Selected text.
§
I have two numpy arrays:
g1 = np.array([3118740.3553, 3520175.8121])
g2 = np.array([3118740.8553, 3520176.3121])
I want to use numpy.allclose()
to test if those arrays are identical inside the floating point precision tolerance
np.allclose(g1, g2, atol=1e-7)
Curiously it returns True
even if the difference between those two arrays is significant. Why?
The call signature of np.allclose
is
In [4]: np.allclose?
Signature: np.allclose(a, b, rtol=1e-05, atol=1e-08, equal_nan=False)
Notice that the default for rtol
(relative tolerance) is 1e-05.
As long as
abs(a[i] - b[i]) <= rtol * abs(b[i]) + atol
for all i = 0, ..., len(a)
, then np.allclose
returns True.
In [11]: rtol, atol = 1e-05, 1e-7
In [12]: [abs(ai - bi) < rtol * abs(bi) + atol for ai, bi in zip(g1, g2)]
Out[12]: [True, True]
Since the values in g2
are large, even a small rtol
leads to a fairly large tolerance:
In [14]: rtol * g2.min()
Out[14]: 31.187408553
If you don't want to include a relative tolerance, you must set it to zero to override the default:
In [13]: np.allclose(g1, g2, rtol=0, atol=1e-7)
Out[13]: False
§
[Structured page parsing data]
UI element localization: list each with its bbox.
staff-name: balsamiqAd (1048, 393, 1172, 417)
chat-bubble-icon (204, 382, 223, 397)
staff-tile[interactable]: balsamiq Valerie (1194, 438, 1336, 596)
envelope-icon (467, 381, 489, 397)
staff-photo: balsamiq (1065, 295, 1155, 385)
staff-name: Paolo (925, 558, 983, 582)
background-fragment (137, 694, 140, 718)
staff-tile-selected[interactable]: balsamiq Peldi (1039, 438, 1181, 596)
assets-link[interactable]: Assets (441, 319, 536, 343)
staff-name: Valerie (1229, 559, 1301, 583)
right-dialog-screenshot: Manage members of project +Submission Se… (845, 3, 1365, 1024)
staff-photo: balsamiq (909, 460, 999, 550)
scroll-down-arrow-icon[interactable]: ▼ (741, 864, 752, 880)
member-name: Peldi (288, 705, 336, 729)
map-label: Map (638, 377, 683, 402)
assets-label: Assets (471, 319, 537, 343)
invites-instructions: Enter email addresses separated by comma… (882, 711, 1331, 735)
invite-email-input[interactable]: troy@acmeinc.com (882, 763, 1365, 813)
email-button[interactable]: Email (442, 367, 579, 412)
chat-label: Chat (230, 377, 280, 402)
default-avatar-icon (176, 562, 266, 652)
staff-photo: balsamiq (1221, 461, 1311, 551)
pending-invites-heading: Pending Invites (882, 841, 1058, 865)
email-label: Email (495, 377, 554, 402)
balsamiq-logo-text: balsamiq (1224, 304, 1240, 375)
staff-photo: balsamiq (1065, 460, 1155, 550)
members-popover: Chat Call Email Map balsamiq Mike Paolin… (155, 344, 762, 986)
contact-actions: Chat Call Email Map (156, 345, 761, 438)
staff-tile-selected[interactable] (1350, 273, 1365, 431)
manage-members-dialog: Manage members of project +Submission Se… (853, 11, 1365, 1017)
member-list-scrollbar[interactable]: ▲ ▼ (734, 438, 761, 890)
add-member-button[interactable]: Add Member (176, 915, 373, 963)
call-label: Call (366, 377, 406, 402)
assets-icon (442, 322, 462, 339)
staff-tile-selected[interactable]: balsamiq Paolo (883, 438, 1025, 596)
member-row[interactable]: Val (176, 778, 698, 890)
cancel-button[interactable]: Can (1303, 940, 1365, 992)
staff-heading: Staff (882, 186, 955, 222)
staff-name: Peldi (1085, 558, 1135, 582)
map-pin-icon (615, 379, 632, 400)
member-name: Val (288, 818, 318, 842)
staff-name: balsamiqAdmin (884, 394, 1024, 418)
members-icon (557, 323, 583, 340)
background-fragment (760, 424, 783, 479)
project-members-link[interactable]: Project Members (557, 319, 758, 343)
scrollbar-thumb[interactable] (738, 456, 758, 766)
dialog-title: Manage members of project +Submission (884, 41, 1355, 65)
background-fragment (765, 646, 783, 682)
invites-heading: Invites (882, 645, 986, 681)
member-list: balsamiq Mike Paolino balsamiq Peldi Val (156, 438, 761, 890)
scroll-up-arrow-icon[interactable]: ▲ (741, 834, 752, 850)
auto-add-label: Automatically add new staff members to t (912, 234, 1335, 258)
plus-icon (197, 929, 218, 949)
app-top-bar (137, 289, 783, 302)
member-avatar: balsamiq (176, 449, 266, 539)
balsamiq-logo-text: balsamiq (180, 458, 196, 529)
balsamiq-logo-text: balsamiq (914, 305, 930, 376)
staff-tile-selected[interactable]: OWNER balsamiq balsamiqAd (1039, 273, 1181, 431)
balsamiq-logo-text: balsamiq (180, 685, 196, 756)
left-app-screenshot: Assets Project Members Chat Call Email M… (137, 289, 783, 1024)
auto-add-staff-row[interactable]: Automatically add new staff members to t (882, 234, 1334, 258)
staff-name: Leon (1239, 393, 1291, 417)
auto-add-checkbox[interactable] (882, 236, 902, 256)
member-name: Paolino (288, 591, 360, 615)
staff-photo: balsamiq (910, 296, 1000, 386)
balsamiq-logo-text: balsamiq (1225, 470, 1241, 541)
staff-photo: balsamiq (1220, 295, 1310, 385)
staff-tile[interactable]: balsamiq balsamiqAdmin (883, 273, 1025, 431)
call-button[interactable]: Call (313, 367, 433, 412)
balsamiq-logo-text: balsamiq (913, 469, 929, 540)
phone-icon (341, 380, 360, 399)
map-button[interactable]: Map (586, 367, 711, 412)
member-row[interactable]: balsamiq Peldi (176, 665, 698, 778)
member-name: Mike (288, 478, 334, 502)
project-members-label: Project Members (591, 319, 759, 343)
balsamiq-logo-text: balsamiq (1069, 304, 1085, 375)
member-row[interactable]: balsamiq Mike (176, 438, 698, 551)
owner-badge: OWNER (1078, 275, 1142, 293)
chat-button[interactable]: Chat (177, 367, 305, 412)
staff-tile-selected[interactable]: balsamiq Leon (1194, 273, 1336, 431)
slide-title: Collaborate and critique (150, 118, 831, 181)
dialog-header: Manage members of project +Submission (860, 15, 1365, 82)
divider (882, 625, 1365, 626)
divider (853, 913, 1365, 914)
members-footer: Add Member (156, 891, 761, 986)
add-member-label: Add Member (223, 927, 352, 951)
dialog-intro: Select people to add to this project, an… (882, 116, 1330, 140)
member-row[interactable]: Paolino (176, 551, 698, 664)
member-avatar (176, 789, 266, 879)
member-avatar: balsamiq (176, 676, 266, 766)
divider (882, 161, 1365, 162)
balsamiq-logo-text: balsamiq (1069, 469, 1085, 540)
§
Work instructions. Transcribe the passage of the numpy allclose text from "g2 = np.array([3118740.8553, 3520176.3121])" to "rtol=1e-05, atol=1e-08, equal_nan=False)". The items have nothing to do with this.

Exercise response.
g2 = np.array([3118740.8553, 3520176.3121])
I want to use numpy.allclose()
to test if those arrays are identical inside the floating point precision tolerance
np.allclose(g1, g2, atol=1e-7)
Curiously it returns True
even if the difference between those two arrays is significant. Why?
The call signature of np.allclose
is
In [4]: np.allclose?
Signature: np.allclose(a, b, rtol=1e-05, atol=1e-08, equal_nan=False)